(Entries with figure data)
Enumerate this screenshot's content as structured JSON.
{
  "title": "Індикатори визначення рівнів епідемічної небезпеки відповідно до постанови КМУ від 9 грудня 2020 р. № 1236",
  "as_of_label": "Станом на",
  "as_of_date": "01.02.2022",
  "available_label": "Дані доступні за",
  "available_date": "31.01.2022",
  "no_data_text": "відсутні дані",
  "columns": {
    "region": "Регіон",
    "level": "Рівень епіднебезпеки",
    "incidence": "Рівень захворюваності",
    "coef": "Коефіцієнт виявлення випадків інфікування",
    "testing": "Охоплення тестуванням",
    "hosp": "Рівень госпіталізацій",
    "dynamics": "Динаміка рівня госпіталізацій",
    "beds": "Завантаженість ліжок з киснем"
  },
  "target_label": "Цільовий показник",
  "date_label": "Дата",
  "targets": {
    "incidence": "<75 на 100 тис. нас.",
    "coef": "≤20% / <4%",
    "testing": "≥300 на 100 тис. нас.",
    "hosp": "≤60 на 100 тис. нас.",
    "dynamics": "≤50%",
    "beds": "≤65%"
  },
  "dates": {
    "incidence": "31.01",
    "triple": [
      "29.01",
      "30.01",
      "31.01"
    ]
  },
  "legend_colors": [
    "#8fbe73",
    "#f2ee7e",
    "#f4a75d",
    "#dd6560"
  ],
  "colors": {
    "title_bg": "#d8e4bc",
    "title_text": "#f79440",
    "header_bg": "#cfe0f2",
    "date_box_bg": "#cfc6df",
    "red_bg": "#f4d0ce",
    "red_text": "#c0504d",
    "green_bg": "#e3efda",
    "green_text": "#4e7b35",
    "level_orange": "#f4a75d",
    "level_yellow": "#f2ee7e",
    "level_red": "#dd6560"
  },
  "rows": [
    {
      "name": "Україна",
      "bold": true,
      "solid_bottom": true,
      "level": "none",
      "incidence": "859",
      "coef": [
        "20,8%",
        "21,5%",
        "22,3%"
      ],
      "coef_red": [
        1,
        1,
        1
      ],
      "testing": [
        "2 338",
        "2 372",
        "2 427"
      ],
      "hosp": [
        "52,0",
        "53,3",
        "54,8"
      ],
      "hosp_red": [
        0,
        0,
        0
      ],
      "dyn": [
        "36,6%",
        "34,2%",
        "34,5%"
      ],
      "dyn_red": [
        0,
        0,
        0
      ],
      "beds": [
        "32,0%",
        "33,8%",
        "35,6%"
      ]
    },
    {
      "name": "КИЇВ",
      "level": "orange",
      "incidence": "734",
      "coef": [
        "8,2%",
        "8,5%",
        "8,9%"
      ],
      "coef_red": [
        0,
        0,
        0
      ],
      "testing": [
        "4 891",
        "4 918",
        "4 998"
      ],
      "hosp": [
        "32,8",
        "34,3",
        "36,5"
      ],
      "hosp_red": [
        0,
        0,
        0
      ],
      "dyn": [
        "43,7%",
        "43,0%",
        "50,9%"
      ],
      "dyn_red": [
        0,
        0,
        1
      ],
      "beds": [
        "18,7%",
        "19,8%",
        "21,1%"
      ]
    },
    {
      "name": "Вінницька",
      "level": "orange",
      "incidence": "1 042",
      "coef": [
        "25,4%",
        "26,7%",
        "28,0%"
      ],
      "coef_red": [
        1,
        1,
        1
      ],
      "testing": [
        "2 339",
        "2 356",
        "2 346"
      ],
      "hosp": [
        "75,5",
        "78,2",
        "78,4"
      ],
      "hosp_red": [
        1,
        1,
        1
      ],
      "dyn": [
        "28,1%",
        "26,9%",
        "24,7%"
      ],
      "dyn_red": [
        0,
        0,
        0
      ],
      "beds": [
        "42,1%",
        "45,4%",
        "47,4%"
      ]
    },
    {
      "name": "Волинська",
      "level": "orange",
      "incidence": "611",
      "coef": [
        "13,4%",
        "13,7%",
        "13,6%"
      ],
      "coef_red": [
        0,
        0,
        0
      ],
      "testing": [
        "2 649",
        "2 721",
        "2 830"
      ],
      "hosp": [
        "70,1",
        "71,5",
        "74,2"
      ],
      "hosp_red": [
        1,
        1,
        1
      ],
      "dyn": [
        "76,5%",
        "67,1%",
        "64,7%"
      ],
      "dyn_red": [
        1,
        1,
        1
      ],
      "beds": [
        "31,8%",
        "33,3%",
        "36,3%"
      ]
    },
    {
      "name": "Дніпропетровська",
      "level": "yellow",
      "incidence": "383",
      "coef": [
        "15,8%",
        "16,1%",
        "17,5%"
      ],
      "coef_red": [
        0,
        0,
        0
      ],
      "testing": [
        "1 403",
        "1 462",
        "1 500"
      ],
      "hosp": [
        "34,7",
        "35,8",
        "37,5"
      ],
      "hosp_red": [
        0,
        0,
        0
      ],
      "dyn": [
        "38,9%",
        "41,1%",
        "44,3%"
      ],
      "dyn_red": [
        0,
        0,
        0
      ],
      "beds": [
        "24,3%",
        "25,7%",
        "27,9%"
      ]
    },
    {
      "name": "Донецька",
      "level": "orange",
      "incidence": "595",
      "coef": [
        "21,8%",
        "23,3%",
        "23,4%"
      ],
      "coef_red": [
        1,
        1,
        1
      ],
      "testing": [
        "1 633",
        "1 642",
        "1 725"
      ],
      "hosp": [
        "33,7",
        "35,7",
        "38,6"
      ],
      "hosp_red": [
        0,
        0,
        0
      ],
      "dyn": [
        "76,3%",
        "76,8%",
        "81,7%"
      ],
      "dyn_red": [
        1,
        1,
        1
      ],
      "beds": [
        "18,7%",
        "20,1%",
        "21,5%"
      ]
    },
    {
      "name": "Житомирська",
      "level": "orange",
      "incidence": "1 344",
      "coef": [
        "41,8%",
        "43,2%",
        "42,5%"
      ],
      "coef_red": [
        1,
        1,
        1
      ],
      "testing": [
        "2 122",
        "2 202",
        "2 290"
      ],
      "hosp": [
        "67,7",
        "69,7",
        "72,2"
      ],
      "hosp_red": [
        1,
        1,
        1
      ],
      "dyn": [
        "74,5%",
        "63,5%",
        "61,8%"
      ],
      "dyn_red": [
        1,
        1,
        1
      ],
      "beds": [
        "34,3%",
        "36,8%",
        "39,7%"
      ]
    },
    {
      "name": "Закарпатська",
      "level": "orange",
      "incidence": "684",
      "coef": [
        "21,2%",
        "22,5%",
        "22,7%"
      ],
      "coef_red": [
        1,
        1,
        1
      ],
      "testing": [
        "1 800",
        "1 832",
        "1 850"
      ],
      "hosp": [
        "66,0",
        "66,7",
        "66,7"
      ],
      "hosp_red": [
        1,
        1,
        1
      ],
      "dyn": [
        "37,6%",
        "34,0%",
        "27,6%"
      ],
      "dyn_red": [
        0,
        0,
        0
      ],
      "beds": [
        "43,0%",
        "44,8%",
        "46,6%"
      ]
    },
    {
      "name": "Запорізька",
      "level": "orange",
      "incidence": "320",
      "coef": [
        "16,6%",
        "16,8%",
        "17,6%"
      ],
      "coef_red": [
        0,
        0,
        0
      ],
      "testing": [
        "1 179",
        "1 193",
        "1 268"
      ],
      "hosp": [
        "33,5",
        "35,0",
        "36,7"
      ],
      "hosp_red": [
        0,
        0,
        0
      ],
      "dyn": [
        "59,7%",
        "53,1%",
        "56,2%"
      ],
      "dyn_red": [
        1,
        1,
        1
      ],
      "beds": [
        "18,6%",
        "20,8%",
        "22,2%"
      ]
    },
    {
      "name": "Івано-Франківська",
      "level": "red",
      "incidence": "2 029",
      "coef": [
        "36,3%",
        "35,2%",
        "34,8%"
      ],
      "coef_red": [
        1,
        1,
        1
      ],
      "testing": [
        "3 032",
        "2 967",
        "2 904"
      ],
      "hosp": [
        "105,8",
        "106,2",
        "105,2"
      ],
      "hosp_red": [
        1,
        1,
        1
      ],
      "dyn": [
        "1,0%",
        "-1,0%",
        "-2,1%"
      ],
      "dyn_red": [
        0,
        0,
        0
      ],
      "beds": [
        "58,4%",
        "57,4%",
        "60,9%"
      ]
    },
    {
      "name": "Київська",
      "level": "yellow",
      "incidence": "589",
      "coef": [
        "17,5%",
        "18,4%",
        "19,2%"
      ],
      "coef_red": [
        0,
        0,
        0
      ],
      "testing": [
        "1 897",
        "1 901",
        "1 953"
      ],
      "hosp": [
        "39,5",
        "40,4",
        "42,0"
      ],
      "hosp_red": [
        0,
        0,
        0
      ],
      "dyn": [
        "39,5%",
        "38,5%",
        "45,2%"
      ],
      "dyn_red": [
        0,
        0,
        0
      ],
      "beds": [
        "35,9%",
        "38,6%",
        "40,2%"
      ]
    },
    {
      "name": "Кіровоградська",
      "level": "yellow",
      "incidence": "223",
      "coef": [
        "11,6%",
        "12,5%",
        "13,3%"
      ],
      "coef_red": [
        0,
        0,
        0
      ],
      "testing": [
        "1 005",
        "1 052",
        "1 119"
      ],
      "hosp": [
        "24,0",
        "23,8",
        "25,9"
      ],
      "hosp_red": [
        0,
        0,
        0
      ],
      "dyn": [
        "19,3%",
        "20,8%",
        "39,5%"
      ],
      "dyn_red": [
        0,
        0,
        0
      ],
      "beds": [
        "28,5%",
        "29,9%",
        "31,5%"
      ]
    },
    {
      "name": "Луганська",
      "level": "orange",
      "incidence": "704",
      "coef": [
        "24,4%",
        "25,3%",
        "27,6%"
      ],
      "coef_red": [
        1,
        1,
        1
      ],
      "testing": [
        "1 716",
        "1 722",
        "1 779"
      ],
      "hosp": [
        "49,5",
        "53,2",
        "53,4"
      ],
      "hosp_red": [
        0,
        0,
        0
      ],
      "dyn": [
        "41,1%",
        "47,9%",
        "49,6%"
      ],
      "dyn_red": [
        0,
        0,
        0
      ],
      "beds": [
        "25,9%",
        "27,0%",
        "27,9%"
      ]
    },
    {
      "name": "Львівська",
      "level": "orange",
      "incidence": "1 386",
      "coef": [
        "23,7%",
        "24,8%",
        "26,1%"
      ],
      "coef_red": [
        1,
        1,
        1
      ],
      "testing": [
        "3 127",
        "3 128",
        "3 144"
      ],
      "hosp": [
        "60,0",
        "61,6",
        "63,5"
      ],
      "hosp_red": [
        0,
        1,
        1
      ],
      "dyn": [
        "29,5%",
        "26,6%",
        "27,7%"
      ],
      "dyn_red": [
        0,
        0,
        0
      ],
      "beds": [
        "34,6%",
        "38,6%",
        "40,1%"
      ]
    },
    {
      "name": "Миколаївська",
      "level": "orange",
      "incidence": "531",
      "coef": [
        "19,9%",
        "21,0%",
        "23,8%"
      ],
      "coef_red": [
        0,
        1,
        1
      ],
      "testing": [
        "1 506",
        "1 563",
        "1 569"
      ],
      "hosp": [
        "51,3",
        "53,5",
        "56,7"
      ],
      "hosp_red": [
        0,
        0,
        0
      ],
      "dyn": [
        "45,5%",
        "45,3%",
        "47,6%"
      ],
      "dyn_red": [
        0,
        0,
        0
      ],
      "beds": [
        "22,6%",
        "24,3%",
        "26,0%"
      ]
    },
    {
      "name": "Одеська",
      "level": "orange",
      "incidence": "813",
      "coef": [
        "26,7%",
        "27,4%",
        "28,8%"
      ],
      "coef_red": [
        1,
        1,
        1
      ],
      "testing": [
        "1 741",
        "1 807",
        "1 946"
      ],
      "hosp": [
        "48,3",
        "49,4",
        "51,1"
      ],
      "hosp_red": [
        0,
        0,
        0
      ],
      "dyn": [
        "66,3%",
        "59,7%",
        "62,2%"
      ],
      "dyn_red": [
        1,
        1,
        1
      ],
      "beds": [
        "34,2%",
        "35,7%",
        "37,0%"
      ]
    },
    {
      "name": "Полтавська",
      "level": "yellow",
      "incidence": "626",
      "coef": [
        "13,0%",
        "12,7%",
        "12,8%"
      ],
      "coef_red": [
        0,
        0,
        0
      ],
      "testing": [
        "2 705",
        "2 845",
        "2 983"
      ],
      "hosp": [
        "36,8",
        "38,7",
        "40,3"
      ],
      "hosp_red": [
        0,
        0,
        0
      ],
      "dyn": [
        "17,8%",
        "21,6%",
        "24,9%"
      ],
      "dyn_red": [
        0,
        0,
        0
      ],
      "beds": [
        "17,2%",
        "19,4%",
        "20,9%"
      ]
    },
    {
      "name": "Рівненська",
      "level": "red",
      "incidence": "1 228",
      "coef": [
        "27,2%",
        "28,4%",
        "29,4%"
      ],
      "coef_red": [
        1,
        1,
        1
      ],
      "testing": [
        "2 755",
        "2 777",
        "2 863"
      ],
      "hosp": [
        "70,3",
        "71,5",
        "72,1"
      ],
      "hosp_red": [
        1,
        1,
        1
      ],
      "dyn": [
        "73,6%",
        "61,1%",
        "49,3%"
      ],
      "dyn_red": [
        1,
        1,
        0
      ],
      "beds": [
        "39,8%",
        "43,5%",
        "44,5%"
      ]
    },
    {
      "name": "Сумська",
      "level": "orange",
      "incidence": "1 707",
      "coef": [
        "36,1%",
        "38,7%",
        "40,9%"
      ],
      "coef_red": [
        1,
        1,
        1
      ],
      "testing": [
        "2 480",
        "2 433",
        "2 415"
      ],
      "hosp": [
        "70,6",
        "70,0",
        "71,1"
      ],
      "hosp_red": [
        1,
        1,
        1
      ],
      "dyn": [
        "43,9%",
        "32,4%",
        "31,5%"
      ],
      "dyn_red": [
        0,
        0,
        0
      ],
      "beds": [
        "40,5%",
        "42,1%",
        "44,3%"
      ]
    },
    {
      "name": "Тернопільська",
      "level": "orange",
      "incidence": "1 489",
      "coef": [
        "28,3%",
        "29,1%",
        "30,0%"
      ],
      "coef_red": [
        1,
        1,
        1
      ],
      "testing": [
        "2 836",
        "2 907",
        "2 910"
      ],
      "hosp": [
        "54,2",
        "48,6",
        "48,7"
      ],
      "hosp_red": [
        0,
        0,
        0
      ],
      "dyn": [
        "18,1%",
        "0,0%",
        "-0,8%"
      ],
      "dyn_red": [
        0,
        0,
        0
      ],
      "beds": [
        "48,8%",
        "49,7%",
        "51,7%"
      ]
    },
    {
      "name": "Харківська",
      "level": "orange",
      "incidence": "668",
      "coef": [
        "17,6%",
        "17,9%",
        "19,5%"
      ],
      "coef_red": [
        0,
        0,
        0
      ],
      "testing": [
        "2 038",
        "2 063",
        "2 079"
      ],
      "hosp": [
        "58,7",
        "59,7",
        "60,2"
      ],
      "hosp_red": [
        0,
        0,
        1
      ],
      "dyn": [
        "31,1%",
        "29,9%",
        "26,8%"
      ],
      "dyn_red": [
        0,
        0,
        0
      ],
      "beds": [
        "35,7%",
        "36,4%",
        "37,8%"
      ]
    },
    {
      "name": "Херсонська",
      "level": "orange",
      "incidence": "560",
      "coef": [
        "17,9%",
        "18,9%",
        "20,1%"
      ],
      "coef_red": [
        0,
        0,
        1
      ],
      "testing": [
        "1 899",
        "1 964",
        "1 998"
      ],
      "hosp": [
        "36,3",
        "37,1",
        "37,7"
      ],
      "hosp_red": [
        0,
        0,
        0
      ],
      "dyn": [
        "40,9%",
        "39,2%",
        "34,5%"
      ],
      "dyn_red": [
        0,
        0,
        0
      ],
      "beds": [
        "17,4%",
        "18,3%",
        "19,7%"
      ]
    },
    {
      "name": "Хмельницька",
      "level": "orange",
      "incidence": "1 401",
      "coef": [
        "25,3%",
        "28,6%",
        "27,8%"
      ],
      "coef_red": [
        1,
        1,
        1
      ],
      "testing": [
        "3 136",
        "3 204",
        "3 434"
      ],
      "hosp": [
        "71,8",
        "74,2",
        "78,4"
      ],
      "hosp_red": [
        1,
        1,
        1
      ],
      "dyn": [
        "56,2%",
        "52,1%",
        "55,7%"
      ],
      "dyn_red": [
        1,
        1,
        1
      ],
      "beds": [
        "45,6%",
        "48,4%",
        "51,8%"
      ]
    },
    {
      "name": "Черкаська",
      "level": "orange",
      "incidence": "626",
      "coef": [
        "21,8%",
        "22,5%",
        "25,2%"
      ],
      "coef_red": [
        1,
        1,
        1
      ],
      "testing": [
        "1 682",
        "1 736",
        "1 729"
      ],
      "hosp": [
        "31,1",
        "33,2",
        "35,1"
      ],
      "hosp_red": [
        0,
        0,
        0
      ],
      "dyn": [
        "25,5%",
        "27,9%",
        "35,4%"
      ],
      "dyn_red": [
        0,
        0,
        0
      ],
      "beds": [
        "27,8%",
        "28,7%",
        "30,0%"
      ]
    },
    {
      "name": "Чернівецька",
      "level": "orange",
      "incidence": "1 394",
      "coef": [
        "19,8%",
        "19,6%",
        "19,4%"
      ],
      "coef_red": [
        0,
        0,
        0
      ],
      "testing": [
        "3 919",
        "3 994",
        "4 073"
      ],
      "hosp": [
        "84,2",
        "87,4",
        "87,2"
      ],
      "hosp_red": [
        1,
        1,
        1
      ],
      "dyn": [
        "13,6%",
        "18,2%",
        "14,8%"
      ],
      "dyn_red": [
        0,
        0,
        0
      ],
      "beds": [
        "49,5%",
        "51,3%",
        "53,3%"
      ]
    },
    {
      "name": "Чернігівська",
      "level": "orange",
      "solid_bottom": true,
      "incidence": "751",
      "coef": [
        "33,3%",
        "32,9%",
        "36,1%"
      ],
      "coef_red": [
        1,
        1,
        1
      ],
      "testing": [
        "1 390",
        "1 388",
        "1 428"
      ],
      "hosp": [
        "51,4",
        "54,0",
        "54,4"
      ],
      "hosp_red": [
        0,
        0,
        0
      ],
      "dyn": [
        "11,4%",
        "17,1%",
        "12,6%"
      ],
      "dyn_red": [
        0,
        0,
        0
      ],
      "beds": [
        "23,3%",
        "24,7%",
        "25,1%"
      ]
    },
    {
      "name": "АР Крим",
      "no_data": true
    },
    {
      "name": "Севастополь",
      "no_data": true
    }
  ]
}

● GIVEN TASK
Pick each line holding the word "госпіталізацій" out of the data and copy it.

● THE OUTPUT
    "hosp": "Рівень госпіталізацій",
    "dynamics": "Динаміка рівня госпіталізацій",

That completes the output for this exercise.